··· Dataset extract

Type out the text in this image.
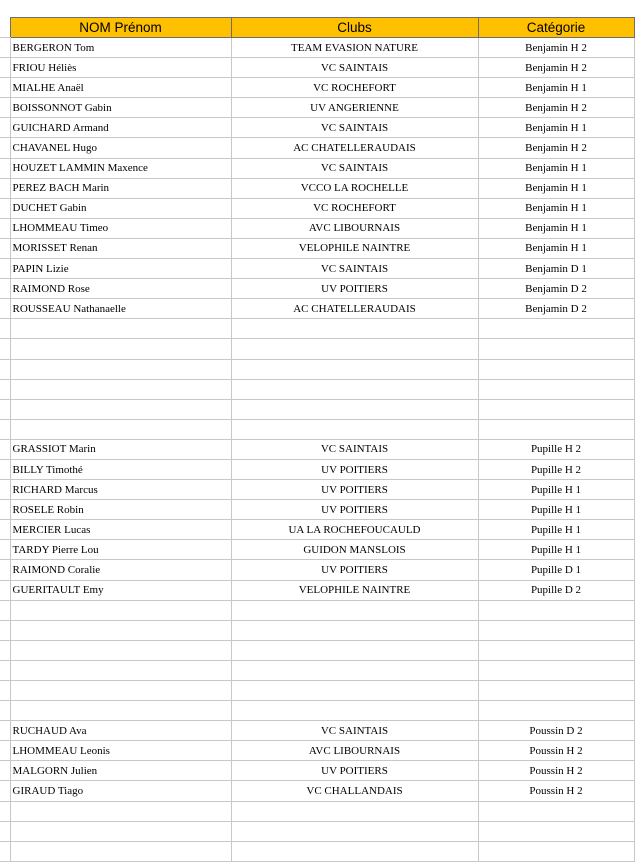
	NOM Prénom	Clubs	Catégorie	
	BERGERON Tom	TEAM EVASION NATURE	Benjamin H 2	
	FRIOU Héliès	VC SAINTAIS	Benjamin H 2	
	MIALHE Anaël	VC ROCHEFORT	Benjamin H 1	
	BOISSONNOT Gabin	UV ANGERIENNE	Benjamin H 2	
	GUICHARD Armand	VC SAINTAIS	Benjamin H 1	
	CHAVANEL Hugo	AC CHATELLERAUDAIS	Benjamin H 2	
	HOUZET LAMMIN Maxence	VC SAINTAIS	Benjamin H 1	
	PEREZ BACH Marin	VCCO LA ROCHELLE	Benjamin H 1	
	DUCHET Gabin	VC ROCHEFORT	Benjamin H 1	
	LHOMMEAU Timeo	AVC LIBOURNAIS	Benjamin H 1	
	MORISSET Renan	VELOPHILE NAINTRE	Benjamin H 1	
	PAPIN Lizie	VC SAINTAIS	Benjamin D 1	
	RAIMOND Rose	UV POITIERS	Benjamin D 2	
	ROUSSEAU Nathanaelle	AC CHATELLERAUDAIS	Benjamin D 2	

	GRASSIOT Marin	VC SAINTAIS	Pupille H 2	
	BILLY Timothé	UV POITIERS	Pupille H 2	
	RICHARD Marcus	UV POITIERS	Pupille H 1	
	ROSELE Robin	UV POITIERS	Pupille H 1	
	MERCIER Lucas	UA LA ROCHEFOUCAULD	Pupille H 1	
	TARDY Pierre Lou	GUIDON MANSLOIS	Pupille H 1	
	RAIMOND Coralie	UV POITIERS	Pupille D 1	
	GUERITAULT Emy	VELOPHILE NAINTRE	Pupille D 2	

	RUCHAUD Ava	VC SAINTAIS	Poussin D 2	
	LHOMMEAU Leonis	AVC LIBOURNAIS	Poussin H 2	
	MALGORN Julien	UV POITIERS	Poussin H 2	
	GIRAUD Tiago	VC CHALLANDAIS	Poussin H 2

······

[Short exercise] Images should not appear in the copy; retype the listing above exactly.

[Exercise answer]
Type out the text in this image.
	NOM Prénom	Clubs	Catégorie	
	BERGERON Tom	TEAM EVASION NATURE	Benjamin H 2	
	FRIOU Héliès	VC SAINTAIS	Benjamin H 2	
	MIALHE Anaël	VC ROCHEFORT	Benjamin H 1	
	BOISSONNOT Gabin	UV ANGERIENNE	Benjamin H 2	
	GUICHARD Armand	VC SAINTAIS	Benjamin H 1	
	CHAVANEL Hugo	AC CHATELLERAUDAIS	Benjamin H 2	
	HOUZET LAMMIN Maxence	VC SAINTAIS	Benjamin H 1	
	PEREZ BACH Marin	VCCO LA ROCHELLE	Benjamin H 1	
	DUCHET Gabin	VC ROCHEFORT	Benjamin H 1	
	LHOMMEAU Timeo	AVC LIBOURNAIS	Benjamin H 1	
	MORISSET Renan	VELOPHILE NAINTRE	Benjamin H 1	
	PAPIN Lizie	VC SAINTAIS	Benjamin D 1	
	RAIMOND Rose	UV POITIERS	Benjamin D 2	
	ROUSSEAU Nathanaelle	AC CHATELLERAUDAIS	Benjamin D 2	

	GRASSIOT Marin	VC SAINTAIS	Pupille H 2	
	BILLY Timothé	UV POITIERS	Pupille H 2	
	RICHARD Marcus	UV POITIERS	Pupille H 1	
	ROSELE Robin	UV POITIERS	Pupille H 1	
	MERCIER Lucas	UA LA ROCHEFOUCAULD	Pupille H 1	
	TARDY Pierre Lou	GUIDON MANSLOIS	Pupille H 1	
	RAIMOND Coralie	UV POITIERS	Pupille D 1	
	GUERITAULT Emy	VELOPHILE NAINTRE	Pupille D 2	

	RUCHAUD Ava	VC SAINTAIS	Poussin D 2	
	LHOMMEAU Leonis	AVC LIBOURNAIS	Poussin H 2	
	MALGORN Julien	UV POITIERS	Poussin H 2	
	GIRAUD Tiago	VC CHALLANDAIS	Poussin H 2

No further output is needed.